**REQUIREMENTS**
Write the listing below out again exactly, dropping the images.

Records:

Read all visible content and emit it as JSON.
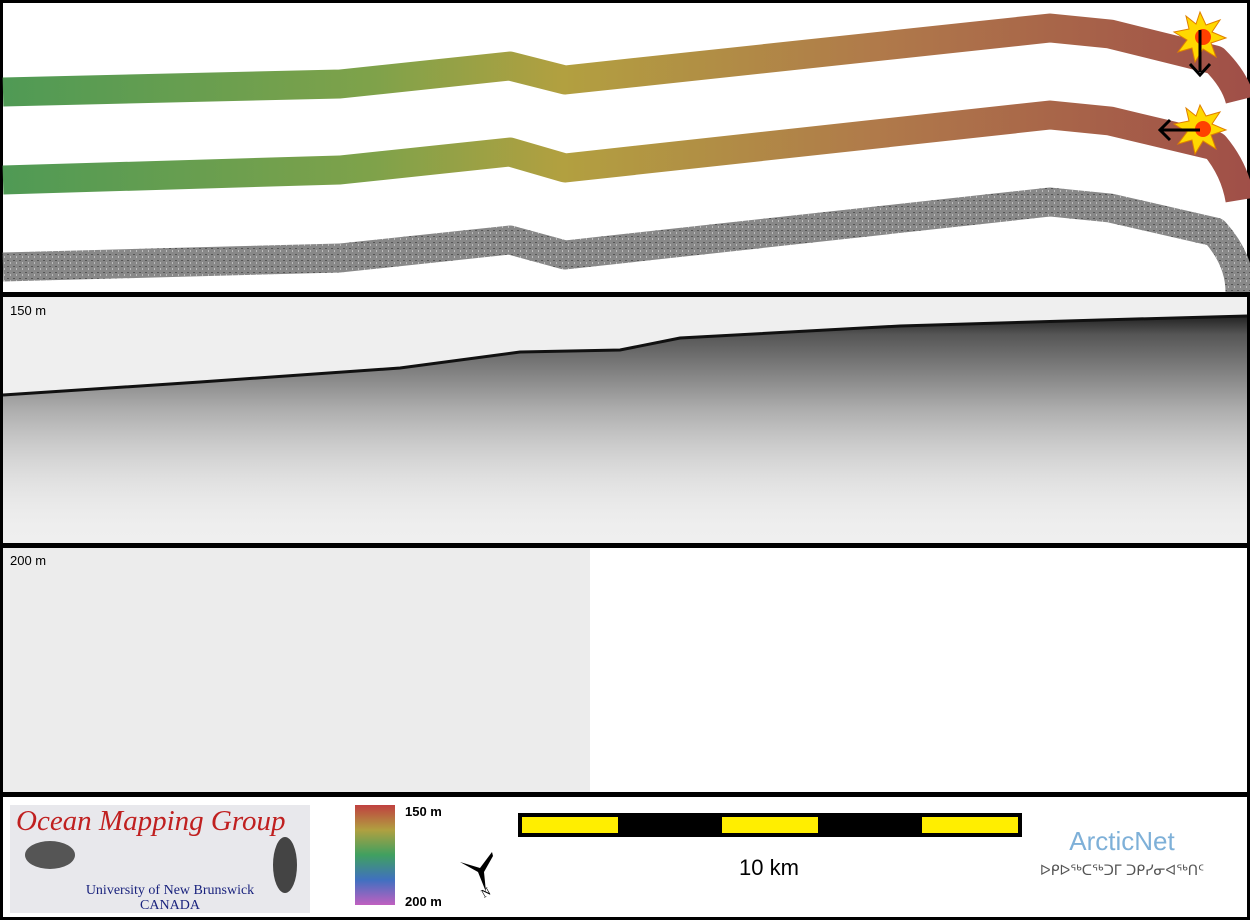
{
  "panels": {
    "water_column_top_label": "150 m",
    "water_column_bottom_label": "200 m"
  },
  "footer": {
    "logo_title": "Ocean Mapping Group",
    "logo_university": "University of New Brunswick",
    "logo_country": "CANADA",
    "colorbar_top_label": "150 m",
    "colorbar_bottom_label": "200 m",
    "scale_label": "10 km",
    "partner_name": "ArcticNet",
    "partner_syllabics": "ᐅᑭᐅᖅᑕᖅᑐᒥ ᑐᑭᓯᓂᐊᖅᑎᑦ"
  }
}
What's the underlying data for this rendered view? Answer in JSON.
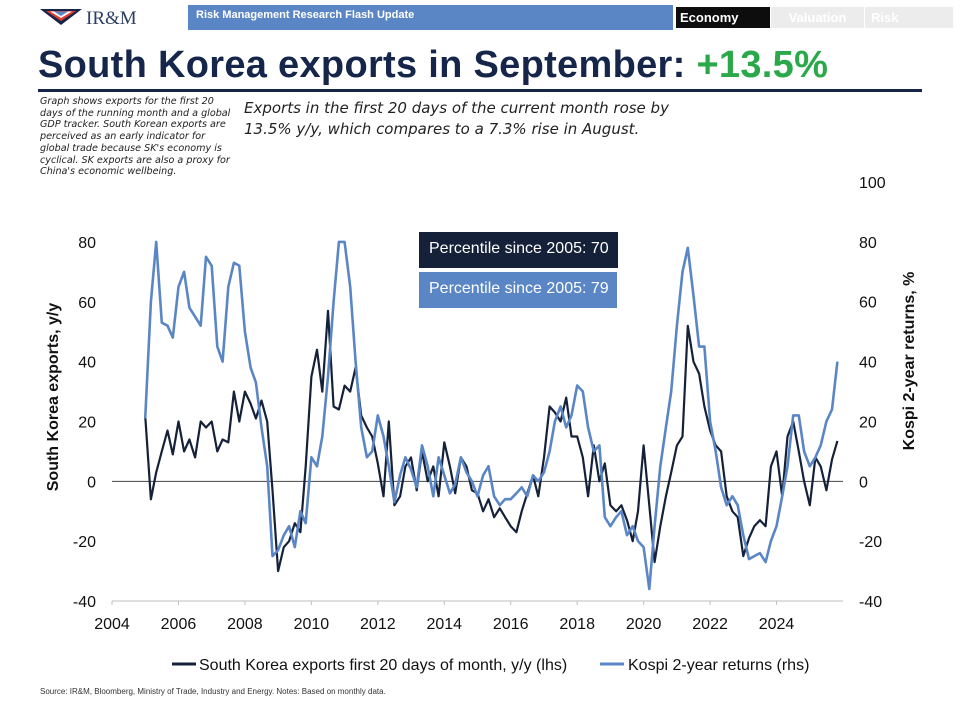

**THE OUTPUT**
Read all visible content and emit it as JSON.
{
  "panels": {
    "water_column_top_label": "150 m",
    "water_column_bottom_label": "200 m"
  },
  "footer": {
    "logo_title": "Ocean Mapping Group",
    "logo_university": "University of New Brunswick",
    "logo_country": "CANADA",
    "colorbar_top_label": "150 m",
    "colorbar_bottom_label": "200 m",
    "scale_label": "10 km",
    "partner_name": "ArcticNet",
    "partner_syllabics": "ᐅᑭᐅᖅᑕᖅᑐᒥ ᑐᑭᓯᓂᐊᖅᑎᑦ"
  }
}
What's the underlying data for this rendered view? Answer in JSON.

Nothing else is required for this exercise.